Restate the entries below word for word, omitting nothing.

-- -- --

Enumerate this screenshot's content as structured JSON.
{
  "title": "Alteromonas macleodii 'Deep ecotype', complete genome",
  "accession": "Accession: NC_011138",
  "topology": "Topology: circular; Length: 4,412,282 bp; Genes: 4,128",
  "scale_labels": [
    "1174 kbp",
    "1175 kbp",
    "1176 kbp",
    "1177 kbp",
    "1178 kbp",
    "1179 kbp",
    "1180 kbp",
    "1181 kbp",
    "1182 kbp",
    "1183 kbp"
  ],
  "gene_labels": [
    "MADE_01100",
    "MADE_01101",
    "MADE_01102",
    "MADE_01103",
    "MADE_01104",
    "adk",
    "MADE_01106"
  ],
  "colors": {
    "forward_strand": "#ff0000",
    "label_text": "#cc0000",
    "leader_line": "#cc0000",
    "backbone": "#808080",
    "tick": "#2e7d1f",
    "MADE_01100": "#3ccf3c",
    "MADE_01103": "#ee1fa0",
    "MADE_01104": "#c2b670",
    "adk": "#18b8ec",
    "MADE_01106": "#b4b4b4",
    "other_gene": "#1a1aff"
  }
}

-- -- --

**Reply to the task:**
Enumerate this screenshot's content as structured JSON.
{
  "title": "Alteromonas macleodii 'Deep ecotype', complete genome",
  "accession": "Accession: NC_011138",
  "topology": "Topology: circular; Length: 4,412,282 bp; Genes: 4,128",
  "scale_labels": [
    "1174 kbp",
    "1175 kbp",
    "1176 kbp",
    "1177 kbp",
    "1178 kbp",
    "1179 kbp",
    "1180 kbp",
    "1181 kbp",
    "1182 kbp",
    "1183 kbp"
  ],
  "gene_labels": [
    "MADE_01100",
    "MADE_01101",
    "MADE_01102",
    "MADE_01103",
    "MADE_01104",
    "adk",
    "MADE_01106"
  ],
  "colors": {
    "forward_strand": "#ff0000",
    "label_text": "#cc0000",
    "leader_line": "#cc0000",
    "backbone": "#808080",
    "tick": "#2e7d1f",
    "MADE_01100": "#3ccf3c",
    "MADE_01103": "#ee1fa0",
    "MADE_01104": "#c2b670",
    "adk": "#18b8ec",
    "MADE_01106": "#b4b4b4",
    "other_gene": "#1a1aff"
  }
}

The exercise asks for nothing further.